[BEGIN Data to use]

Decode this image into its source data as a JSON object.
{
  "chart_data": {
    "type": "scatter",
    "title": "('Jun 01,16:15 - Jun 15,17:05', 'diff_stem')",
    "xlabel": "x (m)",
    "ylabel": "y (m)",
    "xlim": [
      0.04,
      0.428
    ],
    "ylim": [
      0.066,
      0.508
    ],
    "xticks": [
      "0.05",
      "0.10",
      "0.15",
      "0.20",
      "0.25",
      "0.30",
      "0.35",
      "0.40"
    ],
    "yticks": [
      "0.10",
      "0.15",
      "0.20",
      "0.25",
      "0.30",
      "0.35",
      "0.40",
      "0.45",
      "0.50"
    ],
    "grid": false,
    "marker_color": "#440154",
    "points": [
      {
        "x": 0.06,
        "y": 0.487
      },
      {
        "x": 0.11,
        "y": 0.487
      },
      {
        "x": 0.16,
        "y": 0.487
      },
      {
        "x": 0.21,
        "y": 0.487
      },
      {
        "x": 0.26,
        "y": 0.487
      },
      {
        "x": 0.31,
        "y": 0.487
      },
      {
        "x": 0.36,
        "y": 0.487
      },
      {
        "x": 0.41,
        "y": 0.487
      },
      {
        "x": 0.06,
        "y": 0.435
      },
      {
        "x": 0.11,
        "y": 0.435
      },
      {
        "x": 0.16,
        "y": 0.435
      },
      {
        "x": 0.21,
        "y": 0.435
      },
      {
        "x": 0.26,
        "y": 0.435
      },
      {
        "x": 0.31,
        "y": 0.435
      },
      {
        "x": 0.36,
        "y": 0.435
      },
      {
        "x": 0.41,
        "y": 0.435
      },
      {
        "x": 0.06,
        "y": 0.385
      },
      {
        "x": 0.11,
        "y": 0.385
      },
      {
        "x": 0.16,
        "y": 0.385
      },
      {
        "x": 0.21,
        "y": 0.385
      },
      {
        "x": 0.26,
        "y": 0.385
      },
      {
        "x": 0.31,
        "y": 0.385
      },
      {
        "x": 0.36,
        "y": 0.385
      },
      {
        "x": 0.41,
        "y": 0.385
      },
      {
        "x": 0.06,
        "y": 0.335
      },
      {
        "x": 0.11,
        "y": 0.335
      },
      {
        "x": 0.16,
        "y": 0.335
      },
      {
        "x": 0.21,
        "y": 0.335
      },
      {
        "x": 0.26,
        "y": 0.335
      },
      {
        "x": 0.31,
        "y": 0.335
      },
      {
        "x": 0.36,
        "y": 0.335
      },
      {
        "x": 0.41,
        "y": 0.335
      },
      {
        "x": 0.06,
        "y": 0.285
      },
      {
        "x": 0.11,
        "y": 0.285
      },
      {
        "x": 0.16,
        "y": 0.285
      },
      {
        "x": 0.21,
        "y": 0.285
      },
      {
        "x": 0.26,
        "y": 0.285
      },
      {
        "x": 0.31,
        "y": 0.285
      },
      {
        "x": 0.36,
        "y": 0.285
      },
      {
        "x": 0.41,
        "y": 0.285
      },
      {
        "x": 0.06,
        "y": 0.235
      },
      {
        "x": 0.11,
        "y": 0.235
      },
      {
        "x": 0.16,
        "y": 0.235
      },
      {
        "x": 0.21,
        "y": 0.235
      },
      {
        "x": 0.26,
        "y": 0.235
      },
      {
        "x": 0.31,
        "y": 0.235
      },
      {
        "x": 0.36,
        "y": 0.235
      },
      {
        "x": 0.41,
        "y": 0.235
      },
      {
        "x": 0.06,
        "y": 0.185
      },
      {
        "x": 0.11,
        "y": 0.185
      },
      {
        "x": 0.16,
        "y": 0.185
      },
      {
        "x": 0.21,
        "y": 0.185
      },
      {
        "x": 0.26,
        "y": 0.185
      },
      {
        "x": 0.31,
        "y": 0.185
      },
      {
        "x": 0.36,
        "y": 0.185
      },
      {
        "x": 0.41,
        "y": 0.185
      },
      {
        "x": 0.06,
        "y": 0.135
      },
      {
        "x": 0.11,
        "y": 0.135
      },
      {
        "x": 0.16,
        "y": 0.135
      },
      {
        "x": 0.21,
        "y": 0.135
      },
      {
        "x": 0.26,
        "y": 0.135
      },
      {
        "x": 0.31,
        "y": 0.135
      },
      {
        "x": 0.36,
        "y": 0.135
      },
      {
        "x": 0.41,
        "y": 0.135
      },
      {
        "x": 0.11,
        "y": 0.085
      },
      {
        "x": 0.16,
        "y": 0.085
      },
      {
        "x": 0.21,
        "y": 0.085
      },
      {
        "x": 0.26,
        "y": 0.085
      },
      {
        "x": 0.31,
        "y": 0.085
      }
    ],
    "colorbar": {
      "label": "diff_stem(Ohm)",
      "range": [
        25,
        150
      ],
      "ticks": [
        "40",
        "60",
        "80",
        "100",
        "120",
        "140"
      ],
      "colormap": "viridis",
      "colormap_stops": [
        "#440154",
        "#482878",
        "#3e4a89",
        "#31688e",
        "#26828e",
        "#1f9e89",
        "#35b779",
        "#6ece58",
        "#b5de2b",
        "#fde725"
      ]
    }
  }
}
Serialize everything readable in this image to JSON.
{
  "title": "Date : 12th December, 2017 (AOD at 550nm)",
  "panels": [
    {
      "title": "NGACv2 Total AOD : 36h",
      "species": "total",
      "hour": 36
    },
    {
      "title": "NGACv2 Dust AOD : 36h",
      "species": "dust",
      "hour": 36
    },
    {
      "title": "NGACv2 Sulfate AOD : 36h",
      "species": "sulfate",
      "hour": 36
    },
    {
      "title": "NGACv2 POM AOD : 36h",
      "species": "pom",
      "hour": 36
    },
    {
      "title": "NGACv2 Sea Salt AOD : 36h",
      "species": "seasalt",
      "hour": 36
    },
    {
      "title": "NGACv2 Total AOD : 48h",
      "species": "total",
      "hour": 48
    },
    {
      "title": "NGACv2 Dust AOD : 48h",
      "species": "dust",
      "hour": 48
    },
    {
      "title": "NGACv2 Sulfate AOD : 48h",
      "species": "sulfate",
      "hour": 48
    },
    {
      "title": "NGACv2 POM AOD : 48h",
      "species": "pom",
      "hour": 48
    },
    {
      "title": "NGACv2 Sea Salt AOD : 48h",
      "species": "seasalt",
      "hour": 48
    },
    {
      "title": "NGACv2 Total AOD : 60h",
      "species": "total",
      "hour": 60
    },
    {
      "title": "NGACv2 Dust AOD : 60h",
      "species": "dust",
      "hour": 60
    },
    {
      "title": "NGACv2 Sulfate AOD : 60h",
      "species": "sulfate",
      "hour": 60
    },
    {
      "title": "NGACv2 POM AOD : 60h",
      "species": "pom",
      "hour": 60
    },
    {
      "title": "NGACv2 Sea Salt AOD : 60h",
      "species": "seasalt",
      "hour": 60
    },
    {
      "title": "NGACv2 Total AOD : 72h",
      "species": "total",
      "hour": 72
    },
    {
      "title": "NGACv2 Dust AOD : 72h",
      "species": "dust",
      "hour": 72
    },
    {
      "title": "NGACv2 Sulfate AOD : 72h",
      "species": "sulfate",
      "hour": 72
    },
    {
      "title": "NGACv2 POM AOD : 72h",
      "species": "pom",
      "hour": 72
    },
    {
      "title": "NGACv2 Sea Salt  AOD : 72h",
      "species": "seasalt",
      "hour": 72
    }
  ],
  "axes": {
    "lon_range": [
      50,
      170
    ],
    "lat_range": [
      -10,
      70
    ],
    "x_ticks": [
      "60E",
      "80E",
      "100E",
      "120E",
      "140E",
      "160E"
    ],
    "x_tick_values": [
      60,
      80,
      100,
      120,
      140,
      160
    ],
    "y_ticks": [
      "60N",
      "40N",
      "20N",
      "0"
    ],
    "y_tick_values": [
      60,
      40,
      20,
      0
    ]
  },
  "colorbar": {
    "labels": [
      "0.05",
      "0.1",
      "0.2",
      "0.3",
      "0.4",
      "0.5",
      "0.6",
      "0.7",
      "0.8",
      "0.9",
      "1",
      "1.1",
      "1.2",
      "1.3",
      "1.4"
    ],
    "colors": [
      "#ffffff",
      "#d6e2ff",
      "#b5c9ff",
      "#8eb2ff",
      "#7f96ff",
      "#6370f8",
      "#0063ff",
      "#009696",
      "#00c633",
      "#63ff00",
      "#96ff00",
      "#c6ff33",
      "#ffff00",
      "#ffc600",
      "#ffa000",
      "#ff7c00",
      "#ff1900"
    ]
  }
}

[END Data to use]

# What is being asked:
Scan the material above. Extract every line in which the word "this" occurs.

# Answer for the task:
Decode this image into its source data as a JSON object.
Serialize everything readable in this image to JSON.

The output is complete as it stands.